### Records to use
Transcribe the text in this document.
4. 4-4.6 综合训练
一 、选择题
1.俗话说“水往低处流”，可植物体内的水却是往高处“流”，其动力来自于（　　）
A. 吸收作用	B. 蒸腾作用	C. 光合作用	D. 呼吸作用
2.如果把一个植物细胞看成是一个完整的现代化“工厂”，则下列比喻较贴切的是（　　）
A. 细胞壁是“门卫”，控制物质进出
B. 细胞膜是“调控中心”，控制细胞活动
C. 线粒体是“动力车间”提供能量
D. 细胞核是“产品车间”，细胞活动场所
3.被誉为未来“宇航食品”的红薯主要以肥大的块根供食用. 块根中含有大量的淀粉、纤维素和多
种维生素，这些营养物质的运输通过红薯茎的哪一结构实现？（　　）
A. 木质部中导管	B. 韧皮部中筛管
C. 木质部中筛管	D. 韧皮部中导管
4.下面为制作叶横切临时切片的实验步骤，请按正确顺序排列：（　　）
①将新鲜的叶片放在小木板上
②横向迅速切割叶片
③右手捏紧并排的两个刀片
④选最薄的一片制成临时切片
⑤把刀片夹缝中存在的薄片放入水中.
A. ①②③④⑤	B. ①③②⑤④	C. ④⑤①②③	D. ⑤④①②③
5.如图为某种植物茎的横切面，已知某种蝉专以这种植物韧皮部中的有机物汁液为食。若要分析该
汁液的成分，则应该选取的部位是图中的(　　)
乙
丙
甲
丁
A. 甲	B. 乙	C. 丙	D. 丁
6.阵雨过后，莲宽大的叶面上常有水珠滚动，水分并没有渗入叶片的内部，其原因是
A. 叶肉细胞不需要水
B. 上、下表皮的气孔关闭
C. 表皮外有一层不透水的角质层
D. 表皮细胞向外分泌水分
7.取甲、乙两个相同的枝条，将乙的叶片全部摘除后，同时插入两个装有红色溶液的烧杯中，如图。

### What you are asked to do
Reproduce every line of the material above exactly.

### Solution
Transcribe the text in this document.
4. 4-4.6 综合训练
一 、选择题
1.俗话说“水往低处流”，可植物体内的水却是往高处“流”，其动力来自于（　　）
A. 吸收作用	B. 蒸腾作用	C. 光合作用	D. 呼吸作用
2.如果把一个植物细胞看成是一个完整的现代化“工厂”，则下列比喻较贴切的是（　　）
A. 细胞壁是“门卫”，控制物质进出
B. 细胞膜是“调控中心”，控制细胞活动
C. 线粒体是“动力车间”提供能量
D. 细胞核是“产品车间”，细胞活动场所
3.被誉为未来“宇航食品”的红薯主要以肥大的块根供食用. 块根中含有大量的淀粉、纤维素和多
种维生素，这些营养物质的运输通过红薯茎的哪一结构实现？（　　）
A. 木质部中导管	B. 韧皮部中筛管
C. 木质部中筛管	D. 韧皮部中导管
4.下面为制作叶横切临时切片的实验步骤，请按正确顺序排列：（　　）
①将新鲜的叶片放在小木板上
②横向迅速切割叶片
③右手捏紧并排的两个刀片
④选最薄的一片制成临时切片
⑤把刀片夹缝中存在的薄片放入水中.
A. ①②③④⑤	B. ①③②⑤④	C. ④⑤①②③	D. ⑤④①②③
5.如图为某种植物茎的横切面，已知某种蝉专以这种植物韧皮部中的有机物汁液为食。若要分析该
汁液的成分，则应该选取的部位是图中的(　　)
乙
丙
甲
丁
A. 甲	B. 乙	C. 丙	D. 丁
6.阵雨过后，莲宽大的叶面上常有水珠滚动，水分并没有渗入叶片的内部，其原因是
A. 叶肉细胞不需要水
B. 上、下表皮的气孔关闭
C. 表皮外有一层不透水的角质层
D. 表皮细胞向外分泌水分
7.取甲、乙两个相同的枝条，将乙的叶片全部摘除后，同时插入两个装有红色溶液的烧杯中，如图。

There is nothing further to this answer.